Alıştırma 1 - Sağlıkta şiddet konulu konuşmadaki şu cümleyi İngilizceye çevirin: "Görev başındaki doktor kamu görevlisi pozisyonundaysa uygulanan suçlarda ceza yarı oranında artırılıyor."

| Konu: | CHP Grubu önerisi münasebetiyle |
| Yasama Yılı: | 2 |
| Birleşim: | 6 |
| Tarih: | 10.10.2018 |
CHP GRUBU ADINA GAMZE TAŞCIER (Ankara) - Teşekkür ederim Sayın Başkan.
Sayın Başkan, değerli milletvekilleri; ben de sözlerime tarihimizin en büyük katliamlarından biri olan 10 Ekim 2015'te yaşanan bu katliam sonucunda hayatlarını kaybeden canlarımızı saygı, sevgi ve rahmetle anarak başlamak istiyorum ve her sabahın bir sahibi var, sorarlar bir gün, sorarlar diyorum.
Değerli arkadaşlar, bu beş dakika içinde aslında hepimizi yakından ilgilendiren bir sorunu anlatmaya çalışacağım. Öncelikle, derdimiz bağcıyı dövmek değil bir sorunu birlikte çözebilmek. "Her şeyin başı sağlık." diyoruz, ancak sağlık hizmeti veren kişilerin sağlığını koruyamıyoruz. Daha geçen hafta İstanbul'da Doktor Fikret Hacıosman, hastası tarafından öldürüldü. Bu hastalıklı sorun tüm dünyada yaşanıyor elbet ancak dünya bunun için mücadelede bizden daha somut, daha önemli ve daha sistemli adımlar atıyor. Peki, bizde durum ne? İlgili yasaya göre kasten ağır yaralama suçundan üç yıla kadar hapis cezası verilebiliyor. Görev başındaki doktor kamu görevlisi pozisyonundaysa uygulanan suçlarda ceza yarı oranında artırılıyor. Son beş yılda 60 bin sağlık çalışanının görevi başında şiddete maruz kaldığını hatırlarsak bu cezanın yetersiz olduğu pekâlâ anlaşılmaktadır.
Değerli milletvekilleri, sağlıkta şiddetle mücadele için maalesef akla ilk gelen güvenlik önlemleri. Ancak siz her bir doktorun başına bir polis de dikseniz, her bir eczanenin önüne bekçi de koysanız bu sorunun çözümü olamaz, bizim sistemli ve bütüncül bir çözüm önerisine ihtiyacımız var. Sağlık çalışanı ile hastanın karşı karşıya gelmeyeceği bir sistem var etmek zorundayız. Hekimin o reçeteyi yazamayacağını hastanın bilmesi gerekiyor. Yani eğitim gibi, sosyal sorumluluk projeleri gibi konunun taraflarını kapsayıcı etkinlikler yapılmalı. Oturalım, kafa kafaya verip konuşalım, sağlıkta şiddet yasasını çıkartalım, bir Meclis araştırması komisyonu kuralım. Burada meslek örgütlerinin, sivil toplum kuruluşlarının, konunun uzmanlarının görüşlerini alalım ve dünya örneklerini inceleyelim. Ama yapmamız gereken şey, öncelikle sorunların nedenini tespit etmek. Sinekle mücadele edeceğimize bataklığı nasıl kuruturuz ona bakalım.

[Kaydedilen girdiler]
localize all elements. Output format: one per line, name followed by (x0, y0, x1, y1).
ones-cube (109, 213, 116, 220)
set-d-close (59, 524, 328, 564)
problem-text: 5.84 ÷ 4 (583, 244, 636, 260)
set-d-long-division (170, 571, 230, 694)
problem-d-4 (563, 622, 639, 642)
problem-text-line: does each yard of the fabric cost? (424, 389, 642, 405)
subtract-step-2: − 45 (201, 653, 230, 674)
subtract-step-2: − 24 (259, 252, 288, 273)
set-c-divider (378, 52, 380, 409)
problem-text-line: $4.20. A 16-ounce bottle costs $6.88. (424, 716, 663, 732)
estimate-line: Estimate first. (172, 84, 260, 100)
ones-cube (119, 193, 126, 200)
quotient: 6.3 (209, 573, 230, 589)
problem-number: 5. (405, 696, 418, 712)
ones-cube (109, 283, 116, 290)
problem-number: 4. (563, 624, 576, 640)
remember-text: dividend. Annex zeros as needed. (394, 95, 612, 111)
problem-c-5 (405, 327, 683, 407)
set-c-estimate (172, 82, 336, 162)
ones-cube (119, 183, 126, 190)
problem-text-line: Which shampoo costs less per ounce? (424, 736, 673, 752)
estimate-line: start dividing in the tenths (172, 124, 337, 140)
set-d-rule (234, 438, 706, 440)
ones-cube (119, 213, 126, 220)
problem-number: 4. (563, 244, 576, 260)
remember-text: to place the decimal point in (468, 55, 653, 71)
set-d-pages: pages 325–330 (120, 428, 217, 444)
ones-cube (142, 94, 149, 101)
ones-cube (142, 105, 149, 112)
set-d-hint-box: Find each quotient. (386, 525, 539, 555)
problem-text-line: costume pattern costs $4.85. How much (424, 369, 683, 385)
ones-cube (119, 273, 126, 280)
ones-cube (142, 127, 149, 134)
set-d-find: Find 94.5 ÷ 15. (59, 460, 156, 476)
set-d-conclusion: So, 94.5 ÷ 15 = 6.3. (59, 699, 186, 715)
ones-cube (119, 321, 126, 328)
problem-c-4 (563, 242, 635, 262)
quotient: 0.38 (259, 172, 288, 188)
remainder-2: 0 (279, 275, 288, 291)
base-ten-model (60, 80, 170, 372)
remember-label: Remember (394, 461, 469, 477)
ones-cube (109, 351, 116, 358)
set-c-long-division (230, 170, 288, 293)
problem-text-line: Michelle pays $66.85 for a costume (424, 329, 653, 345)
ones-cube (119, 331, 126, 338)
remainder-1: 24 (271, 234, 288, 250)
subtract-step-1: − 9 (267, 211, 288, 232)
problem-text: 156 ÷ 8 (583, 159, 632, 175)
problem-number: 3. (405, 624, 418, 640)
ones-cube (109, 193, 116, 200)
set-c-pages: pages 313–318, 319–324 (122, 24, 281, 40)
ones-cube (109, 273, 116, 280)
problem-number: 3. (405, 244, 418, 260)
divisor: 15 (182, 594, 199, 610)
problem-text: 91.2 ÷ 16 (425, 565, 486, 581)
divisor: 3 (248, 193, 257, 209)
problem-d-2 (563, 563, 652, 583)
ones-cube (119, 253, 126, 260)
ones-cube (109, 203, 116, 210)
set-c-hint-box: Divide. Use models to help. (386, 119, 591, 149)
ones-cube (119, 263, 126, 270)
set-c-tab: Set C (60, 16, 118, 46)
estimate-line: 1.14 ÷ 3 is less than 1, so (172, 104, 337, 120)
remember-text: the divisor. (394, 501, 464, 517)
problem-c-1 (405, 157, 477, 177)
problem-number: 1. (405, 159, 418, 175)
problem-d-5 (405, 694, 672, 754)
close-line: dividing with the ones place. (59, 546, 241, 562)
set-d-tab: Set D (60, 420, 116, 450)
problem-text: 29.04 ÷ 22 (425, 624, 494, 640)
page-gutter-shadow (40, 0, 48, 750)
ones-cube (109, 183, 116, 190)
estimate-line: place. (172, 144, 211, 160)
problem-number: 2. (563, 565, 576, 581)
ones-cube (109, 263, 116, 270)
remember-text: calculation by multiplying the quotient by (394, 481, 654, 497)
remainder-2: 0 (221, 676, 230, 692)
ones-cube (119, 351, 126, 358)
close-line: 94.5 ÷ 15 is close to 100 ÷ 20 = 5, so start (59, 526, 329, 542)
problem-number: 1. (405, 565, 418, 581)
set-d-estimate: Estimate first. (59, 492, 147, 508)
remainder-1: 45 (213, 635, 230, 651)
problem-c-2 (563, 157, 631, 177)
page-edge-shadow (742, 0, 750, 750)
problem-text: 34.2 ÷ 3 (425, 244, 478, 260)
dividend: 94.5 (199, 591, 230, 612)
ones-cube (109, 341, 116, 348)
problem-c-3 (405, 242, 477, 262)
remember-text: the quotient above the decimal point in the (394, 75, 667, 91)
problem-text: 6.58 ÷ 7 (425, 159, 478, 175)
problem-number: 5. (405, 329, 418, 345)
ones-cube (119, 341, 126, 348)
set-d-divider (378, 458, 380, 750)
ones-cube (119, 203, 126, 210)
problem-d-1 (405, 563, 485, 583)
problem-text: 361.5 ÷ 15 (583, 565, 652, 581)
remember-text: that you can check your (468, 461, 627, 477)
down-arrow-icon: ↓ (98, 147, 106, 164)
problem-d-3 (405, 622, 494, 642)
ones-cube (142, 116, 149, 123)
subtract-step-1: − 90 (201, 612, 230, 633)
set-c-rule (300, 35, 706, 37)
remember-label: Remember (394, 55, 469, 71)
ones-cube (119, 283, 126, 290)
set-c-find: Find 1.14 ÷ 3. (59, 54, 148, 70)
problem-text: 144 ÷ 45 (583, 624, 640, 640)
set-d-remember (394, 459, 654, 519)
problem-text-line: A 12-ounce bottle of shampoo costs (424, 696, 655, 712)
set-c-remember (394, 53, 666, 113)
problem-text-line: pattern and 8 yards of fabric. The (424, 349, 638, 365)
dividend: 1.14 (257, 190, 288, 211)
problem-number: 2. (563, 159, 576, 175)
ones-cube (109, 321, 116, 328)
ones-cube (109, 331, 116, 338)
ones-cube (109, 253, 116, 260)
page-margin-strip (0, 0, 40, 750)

Alıştırma 2 - Kayıtların ilk satırından "problem-number: 4. (563, 244, 576, 260)" içeren satıra kadar, bu satır da dahil, her satırı aynen tekrar yazın.

Tam Yanıt 1 - If the doctor on duty is in the position of a public official, the penalty for the crimes committed is increased by half.

Tam Yanıt 2 -
localize all elements. Output format: one per line, name followed by (x0, y0, x1, y1).
ones-cube (109, 213, 116, 220)
set-d-close (59, 524, 328, 564)
problem-text: 5.84 ÷ 4 (583, 244, 636, 260)
set-d-long-division (170, 571, 230, 694)
problem-d-4 (563, 622, 639, 642)
problem-text-line: does each yard of the fabric cost? (424, 389, 642, 405)
subtract-step-2: − 45 (201, 653, 230, 674)
subtract-step-2: − 24 (259, 252, 288, 273)
set-c-divider (378, 52, 380, 409)
problem-text-line: $4.20. A 16-ounce bottle costs $6.88. (424, 716, 663, 732)
estimate-line: Estimate first. (172, 84, 260, 100)
ones-cube (119, 193, 126, 200)
quotient: 6.3 (209, 573, 230, 589)
problem-number: 5. (405, 696, 418, 712)
ones-cube (109, 283, 116, 290)
problem-number: 4. (563, 624, 576, 640)
remember-text: dividend. Annex zeros as needed. (394, 95, 612, 111)
problem-c-5 (405, 327, 683, 407)
set-c-estimate (172, 82, 336, 162)
ones-cube (119, 183, 126, 190)
problem-text-line: Which shampoo costs less per ounce? (424, 736, 673, 752)
estimate-line: start dividing in the tenths (172, 124, 337, 140)
set-d-rule (234, 438, 706, 440)
ones-cube (119, 213, 126, 220)
problem-number: 4. (563, 244, 576, 260)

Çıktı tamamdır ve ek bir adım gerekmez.